Collection entries:
## Begin

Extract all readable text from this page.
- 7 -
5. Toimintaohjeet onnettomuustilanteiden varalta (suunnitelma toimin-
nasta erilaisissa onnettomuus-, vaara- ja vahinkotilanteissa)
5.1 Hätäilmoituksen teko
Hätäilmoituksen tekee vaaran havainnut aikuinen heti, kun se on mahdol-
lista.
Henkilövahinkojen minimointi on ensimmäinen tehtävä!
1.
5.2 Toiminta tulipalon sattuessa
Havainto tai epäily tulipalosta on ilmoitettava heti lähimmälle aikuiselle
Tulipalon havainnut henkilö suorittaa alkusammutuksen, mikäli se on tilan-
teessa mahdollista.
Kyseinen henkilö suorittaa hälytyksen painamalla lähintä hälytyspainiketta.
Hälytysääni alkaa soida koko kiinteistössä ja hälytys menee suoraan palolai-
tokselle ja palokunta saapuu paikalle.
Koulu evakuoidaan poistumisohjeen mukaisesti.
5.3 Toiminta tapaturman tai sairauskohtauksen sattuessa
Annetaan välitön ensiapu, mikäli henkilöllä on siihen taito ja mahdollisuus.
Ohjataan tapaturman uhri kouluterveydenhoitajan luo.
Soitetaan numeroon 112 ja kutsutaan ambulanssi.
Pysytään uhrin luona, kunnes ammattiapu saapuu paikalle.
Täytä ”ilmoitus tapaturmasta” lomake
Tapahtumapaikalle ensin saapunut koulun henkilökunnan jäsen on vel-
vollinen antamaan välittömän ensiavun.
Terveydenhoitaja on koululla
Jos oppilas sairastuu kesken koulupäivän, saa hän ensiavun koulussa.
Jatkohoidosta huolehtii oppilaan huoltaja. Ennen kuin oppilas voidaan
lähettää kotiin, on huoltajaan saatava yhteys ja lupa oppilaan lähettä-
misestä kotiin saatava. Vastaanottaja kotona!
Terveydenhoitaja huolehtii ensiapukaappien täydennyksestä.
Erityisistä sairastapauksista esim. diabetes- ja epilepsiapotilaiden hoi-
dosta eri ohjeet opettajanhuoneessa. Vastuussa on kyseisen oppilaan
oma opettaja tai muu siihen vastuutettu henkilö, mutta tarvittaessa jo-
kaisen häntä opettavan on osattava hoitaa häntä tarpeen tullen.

## End

### [The exercise]
Write out the entries above once more, without altering anything.

### [Answer for this exercise]
Extract all readable text from this page.
- 7 -
5. Toimintaohjeet onnettomuustilanteiden varalta (suunnitelma toimin-
nasta erilaisissa onnettomuus-, vaara- ja vahinkotilanteissa)
5.1 Hätäilmoituksen teko
Hätäilmoituksen tekee vaaran havainnut aikuinen heti, kun se on mahdol-
lista.
Henkilövahinkojen minimointi on ensimmäinen tehtävä!
1.
5.2 Toiminta tulipalon sattuessa
Havainto tai epäily tulipalosta on ilmoitettava heti lähimmälle aikuiselle
Tulipalon havainnut henkilö suorittaa alkusammutuksen, mikäli se on tilan-
teessa mahdollista.
Kyseinen henkilö suorittaa hälytyksen painamalla lähintä hälytyspainiketta.
Hälytysääni alkaa soida koko kiinteistössä ja hälytys menee suoraan palolai-
tokselle ja palokunta saapuu paikalle.
Koulu evakuoidaan poistumisohjeen mukaisesti.
5.3 Toiminta tapaturman tai sairauskohtauksen sattuessa
Annetaan välitön ensiapu, mikäli henkilöllä on siihen taito ja mahdollisuus.
Ohjataan tapaturman uhri kouluterveydenhoitajan luo.
Soitetaan numeroon 112 ja kutsutaan ambulanssi.
Pysytään uhrin luona, kunnes ammattiapu saapuu paikalle.
Täytä ”ilmoitus tapaturmasta” lomake
Tapahtumapaikalle ensin saapunut koulun henkilökunnan jäsen on vel-
vollinen antamaan välittömän ensiavun.
Terveydenhoitaja on koululla
Jos oppilas sairastuu kesken koulupäivän, saa hän ensiavun koulussa.
Jatkohoidosta huolehtii oppilaan huoltaja. Ennen kuin oppilas voidaan
lähettää kotiin, on huoltajaan saatava yhteys ja lupa oppilaan lähettä-
misestä kotiin saatava. Vastaanottaja kotona!
Terveydenhoitaja huolehtii ensiapukaappien täydennyksestä.
Erityisistä sairastapauksista esim. diabetes- ja epilepsiapotilaiden hoi-
dosta eri ohjeet opettajanhuoneessa. Vastuussa on kyseisen oppilaan
oma opettaja tai muu siihen vastuutettu henkilö, mutta tarvittaessa jo-
kaisen häntä opettavan on osattava hoitaa häntä tarpeen tullen.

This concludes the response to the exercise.